[BEGIN INFORMATION SHOWN]
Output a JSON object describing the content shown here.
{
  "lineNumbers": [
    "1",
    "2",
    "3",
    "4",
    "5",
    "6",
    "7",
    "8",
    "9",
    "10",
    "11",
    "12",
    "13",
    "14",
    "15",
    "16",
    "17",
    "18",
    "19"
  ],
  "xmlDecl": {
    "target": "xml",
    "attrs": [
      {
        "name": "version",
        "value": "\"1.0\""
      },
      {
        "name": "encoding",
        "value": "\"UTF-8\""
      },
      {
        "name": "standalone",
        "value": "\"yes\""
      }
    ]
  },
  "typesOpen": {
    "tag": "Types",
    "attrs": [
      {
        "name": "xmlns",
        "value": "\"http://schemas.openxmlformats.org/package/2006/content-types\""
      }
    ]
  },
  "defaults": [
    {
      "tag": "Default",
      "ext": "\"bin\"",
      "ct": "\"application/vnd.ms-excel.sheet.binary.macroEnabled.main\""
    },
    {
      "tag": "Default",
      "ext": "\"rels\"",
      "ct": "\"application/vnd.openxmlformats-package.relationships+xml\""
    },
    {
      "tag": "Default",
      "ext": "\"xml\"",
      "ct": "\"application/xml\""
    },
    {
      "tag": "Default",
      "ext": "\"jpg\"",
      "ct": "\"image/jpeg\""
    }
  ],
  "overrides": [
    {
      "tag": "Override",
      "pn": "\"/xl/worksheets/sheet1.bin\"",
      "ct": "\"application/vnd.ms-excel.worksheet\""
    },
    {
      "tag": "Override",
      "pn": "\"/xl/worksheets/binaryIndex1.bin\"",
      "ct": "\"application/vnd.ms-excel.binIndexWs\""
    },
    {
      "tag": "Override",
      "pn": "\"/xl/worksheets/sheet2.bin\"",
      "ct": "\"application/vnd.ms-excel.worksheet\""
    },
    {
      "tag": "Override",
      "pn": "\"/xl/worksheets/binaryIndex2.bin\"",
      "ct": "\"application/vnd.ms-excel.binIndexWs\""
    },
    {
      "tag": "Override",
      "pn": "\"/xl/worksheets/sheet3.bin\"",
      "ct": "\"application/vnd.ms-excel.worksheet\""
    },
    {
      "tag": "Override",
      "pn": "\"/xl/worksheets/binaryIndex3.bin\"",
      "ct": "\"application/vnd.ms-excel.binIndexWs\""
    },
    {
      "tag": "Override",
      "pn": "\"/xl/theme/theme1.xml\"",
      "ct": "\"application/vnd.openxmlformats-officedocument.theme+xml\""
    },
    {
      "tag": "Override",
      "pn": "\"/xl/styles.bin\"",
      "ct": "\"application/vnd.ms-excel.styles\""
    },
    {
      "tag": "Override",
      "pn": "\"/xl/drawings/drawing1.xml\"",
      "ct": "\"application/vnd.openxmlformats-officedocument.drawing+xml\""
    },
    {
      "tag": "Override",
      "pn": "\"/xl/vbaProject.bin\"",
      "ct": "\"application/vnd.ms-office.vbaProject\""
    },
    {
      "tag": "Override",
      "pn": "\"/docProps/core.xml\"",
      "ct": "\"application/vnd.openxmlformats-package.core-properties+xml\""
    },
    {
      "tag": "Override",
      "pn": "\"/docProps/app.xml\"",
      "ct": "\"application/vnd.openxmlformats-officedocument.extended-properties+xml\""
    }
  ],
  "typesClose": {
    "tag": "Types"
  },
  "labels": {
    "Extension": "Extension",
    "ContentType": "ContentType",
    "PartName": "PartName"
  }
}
[END INFORMATION SHOWN]
Copy out each record from above, exactly.

Output a JSON object describing the content shown here.
{
  "lineNumbers": [
    "1",
    "2",
    "3",
    "4",
    "5",
    "6",
    "7",
    "8",
    "9",
    "10",
    "11",
    "12",
    "13",
    "14",
    "15",
    "16",
    "17",
    "18",
    "19"
  ],
  "xmlDecl": {
    "target": "xml",
    "attrs": [
      {
        "name": "version",
        "value": "\"1.0\""
      },
      {
        "name": "encoding",
        "value": "\"UTF-8\""
      },
      {
        "name": "standalone",
        "value": "\"yes\""
      }
    ]
  },
  "typesOpen": {
    "tag": "Types",
    "attrs": [
      {
        "name": "xmlns",
        "value": "\"http://schemas.openxmlformats.org/package/2006/content-types\""
      }
    ]
  },
  "defaults": [
    {
      "tag": "Default",
      "ext": "\"bin\"",
      "ct": "\"application/vnd.ms-excel.sheet.binary.macroEnabled.main\""
    },
    {
      "tag": "Default",
      "ext": "\"rels\"",
      "ct": "\"application/vnd.openxmlformats-package.relationships+xml\""
    },
    {
      "tag": "Default",
      "ext": "\"xml\"",
      "ct": "\"application/xml\""
    },
    {
      "tag": "Default",
      "ext": "\"jpg\"",
      "ct": "\"image/jpeg\""
    }
  ],
  "overrides": [
    {
      "tag": "Override",
      "pn": "\"/xl/worksheets/sheet1.bin\"",
      "ct": "\"application/vnd.ms-excel.worksheet\""
    },
    {
      "tag": "Override",
      "pn": "\"/xl/worksheets/binaryIndex1.bin\"",
      "ct": "\"application/vnd.ms-excel.binIndexWs\""
    },
    {
      "tag": "Override",
      "pn": "\"/xl/worksheets/sheet2.bin\"",
      "ct": "\"application/vnd.ms-excel.worksheet\""
    },
    {
      "tag": "Override",
      "pn": "\"/xl/worksheets/binaryIndex2.bin\"",
      "ct": "\"application/vnd.ms-excel.binIndexWs\""
    },
    {
      "tag": "Override",
      "pn": "\"/xl/worksheets/sheet3.bin\"",
      "ct": "\"application/vnd.ms-excel.worksheet\""
    },
    {
      "tag": "Override",
      "pn": "\"/xl/worksheets/binaryIndex3.bin\"",
      "ct": "\"application/vnd.ms-excel.binIndexWs\""
    },
    {
      "tag": "Override",
      "pn": "\"/xl/theme/theme1.xml\"",
      "ct": "\"application/vnd.openxmlformats-officedocument.theme+xml\""
    },
    {
      "tag": "Override",
      "pn": "\"/xl/styles.bin\"",
      "ct": "\"application/vnd.ms-excel.styles\""
    },
    {
      "tag": "Override",
      "pn": "\"/xl/drawings/drawing1.xml\"",
      "ct": "\"application/vnd.openxmlformats-officedocument.drawing+xml\""
    },
    {
      "tag": "Override",
      "pn": "\"/xl/vbaProject.bin\"",
      "ct": "\"application/vnd.ms-office.vbaProject\""
    },
    {
      "tag": "Override",
      "pn": "\"/docProps/core.xml\"",
      "ct": "\"application/vnd.openxmlformats-package.core-properties+xml\""
    },
    {
      "tag": "Override",
      "pn": "\"/docProps/app.xml\"",
      "ct": "\"application/vnd.openxmlformats-officedocument.extended-properties+xml\""
    }
  ],
  "typesClose": {
    "tag": "Types"
  },
  "labels": {
    "Extension": "Extension",
    "ContentType": "ContentType",
    "PartName": "PartName"
  }
}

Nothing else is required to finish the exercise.